• _TASK BRIEF_: Copy the lines exactly, beginning at the line that contains "1253, 1612, 1288]" and stopping after the line that contains "1194, 1411, 1199]".
==================================================
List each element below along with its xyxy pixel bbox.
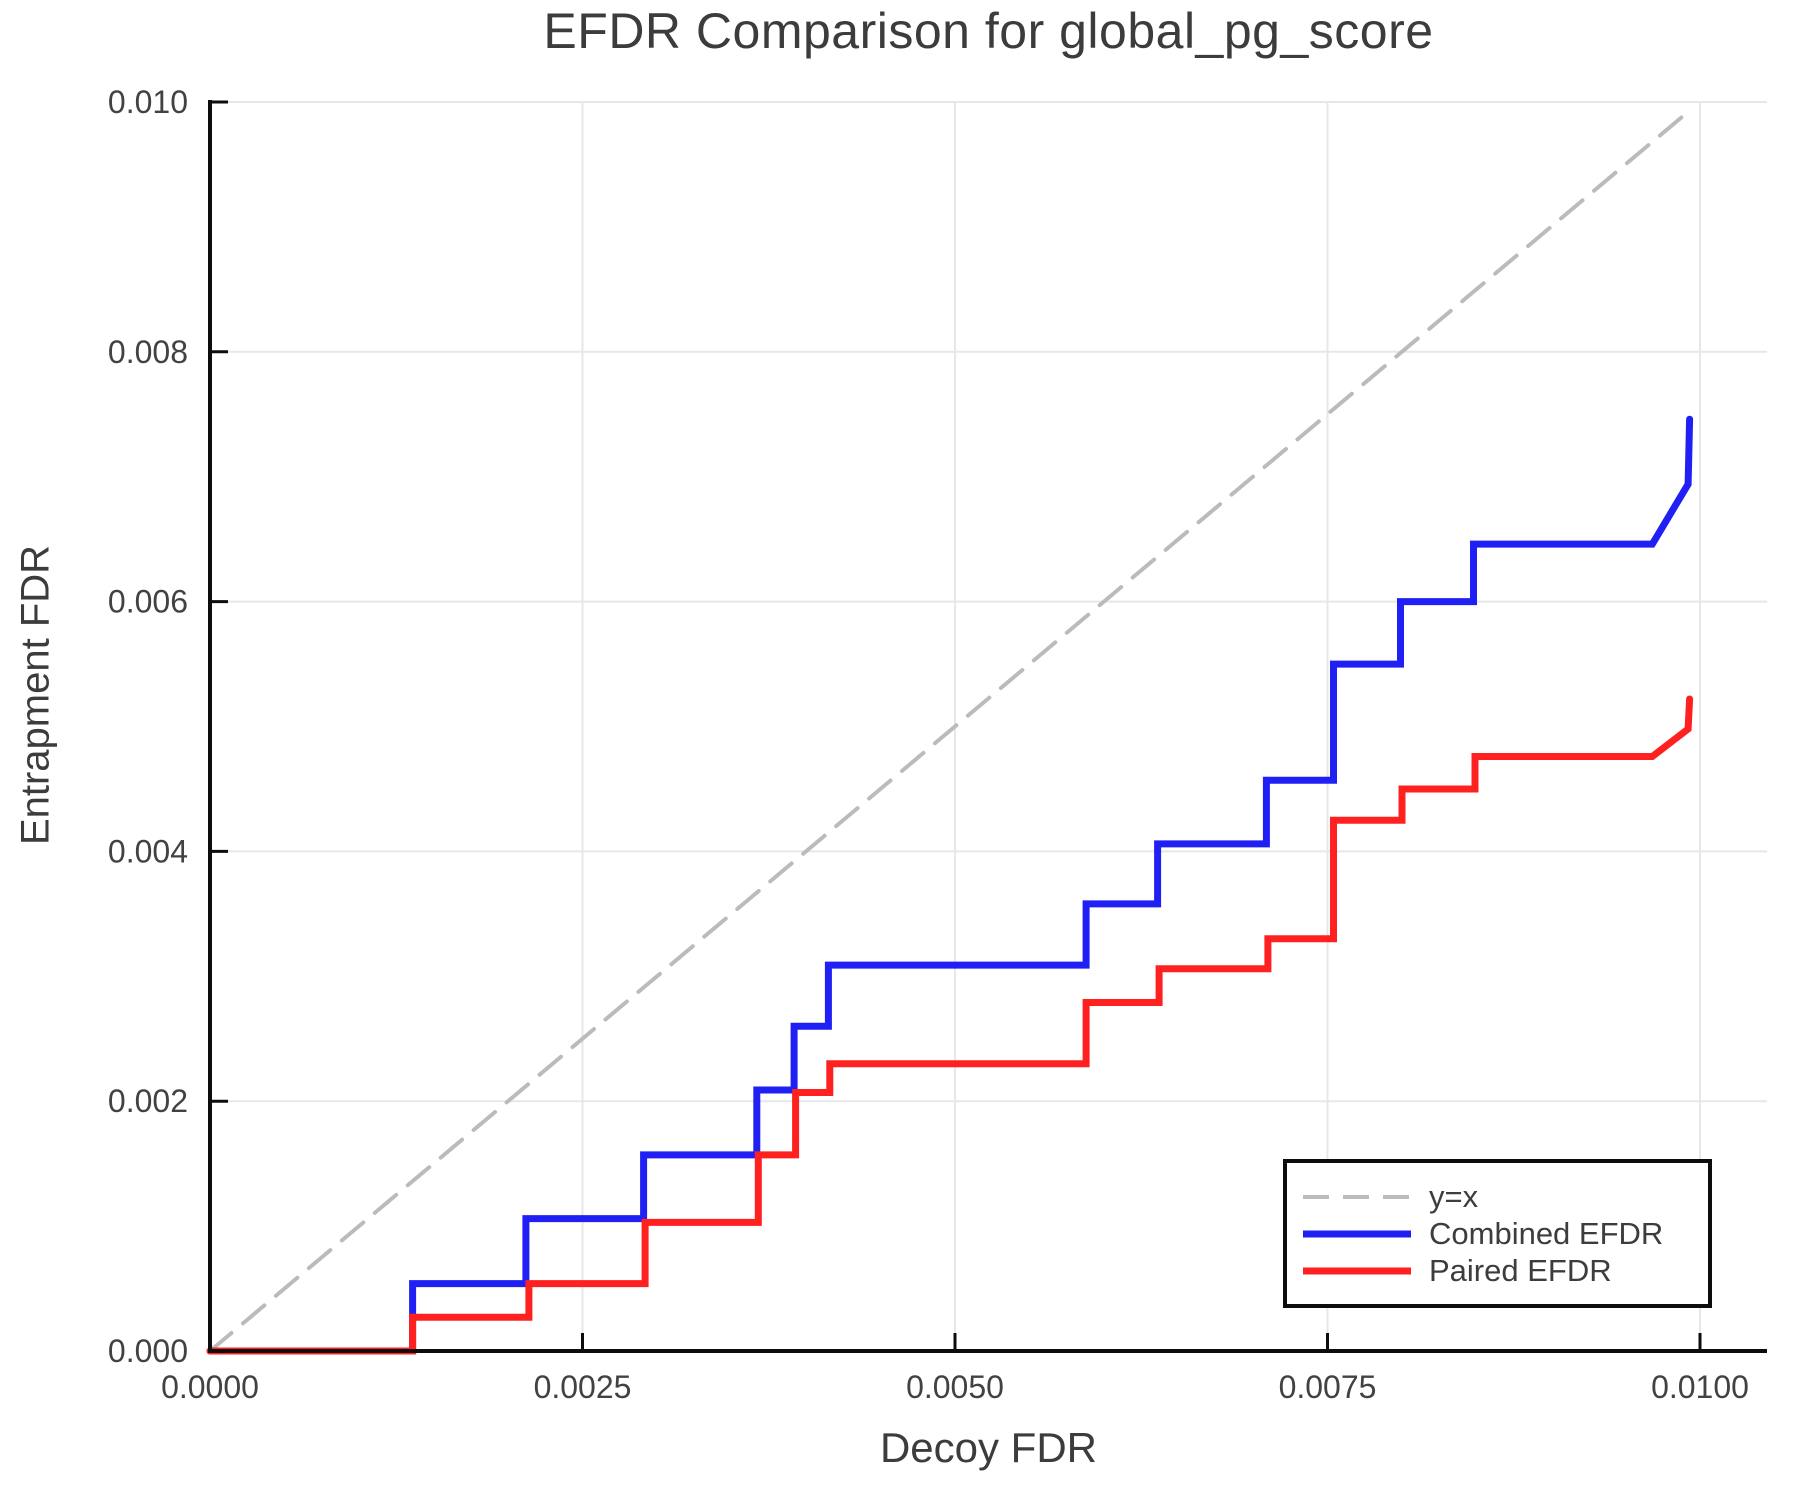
legend-label-paired: Paired EFDR	[1429, 1253, 1612, 1288]
legend-box: y=x Combined EFDR Paired EFDR	[1283, 1159, 1712, 1308]
legend-entry-paired: Paired EFDR	[1301, 1252, 1708, 1289]
chart-title: EFDR Comparison for global_pg_score	[543, 3, 1434, 59]
x-tick-label: 0.0075	[1279, 1369, 1377, 1405]
y-tick-label: 0.010	[108, 84, 188, 120]
legend-entry-combined: Combined EFDR	[1301, 1215, 1708, 1252]
legend-label-identity: y=x	[1429, 1179, 1479, 1214]
x-tick-label: 0.0000	[161, 1369, 259, 1405]
axes-spines-ticks	[208, 100, 1767, 1353]
x-tick-label: 0.0100	[1651, 1369, 1749, 1405]
combined-efdr-line-sample	[1303, 1230, 1411, 1237]
identity-line-sample	[1303, 1194, 1411, 1199]
legend-entry-identity: y=x	[1301, 1178, 1708, 1215]
legend-label-combined: Combined EFDR	[1429, 1216, 1664, 1251]
y-tick-label: 0.000	[108, 1333, 188, 1369]
series-line-y-x	[208, 106, 1695, 1353]
x-axis-label: Decoy FDR	[879, 1424, 1098, 1471]
x-tick-label: 0.0025	[534, 1369, 632, 1405]
series-line-paired-efdr	[206, 695, 1694, 1355]
x-tick-label: 0.0050	[906, 1369, 1004, 1405]
y-tick-label: 0.006	[108, 584, 188, 620]
y-tick-label: 0.002	[108, 1083, 188, 1119]
series-line-combined-efdr	[206, 415, 1694, 1355]
tick-labels: 0.0000 0.0025 0.0050 0.0075 0.0100 0.000 0.002…	[108, 84, 1749, 1405]
y-tick-label: 0.008	[108, 334, 188, 370]
y-tick-label: 0.004	[108, 833, 188, 869]
paired-efdr-line-sample	[1303, 1267, 1411, 1274]
gridlines	[210, 101, 1767, 1351]
y-axis-label: Entrapment FDR	[13, 544, 58, 846]
series-lines	[206, 106, 1695, 1355]
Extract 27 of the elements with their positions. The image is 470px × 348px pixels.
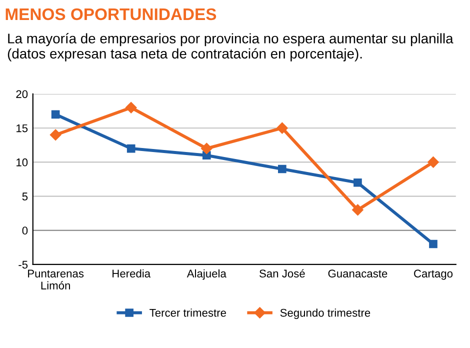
==================================================
• _OUTPUT OF THE EXERCISE_:
legend-label-paired: Paired EFDR	[1429, 1253, 1612, 1288]
legend-box: y=x Combined EFDR Paired EFDR	[1283, 1159, 1712, 1308]
legend-entry-paired: Paired EFDR	[1301, 1252, 1708, 1289]
chart-title: EFDR Comparison for global_pg_score	[543, 3, 1434, 59]
x-tick-label: 0.0075	[1279, 1369, 1377, 1405]
y-tick-label: 0.010	[108, 84, 188, 120]
legend-entry-combined: Combined EFDR	[1301, 1215, 1708, 1252]
legend-label-identity: y=x	[1429, 1179, 1479, 1214]
x-tick-label: 0.0000	[161, 1369, 259, 1405]
axes-spines-ticks	[208, 100, 1767, 1353]
x-tick-label: 0.0100	[1651, 1369, 1749, 1405]
combined-efdr-line-sample	[1303, 1230, 1411, 1237]
identity-line-sample	[1303, 1194, 1411, 1199]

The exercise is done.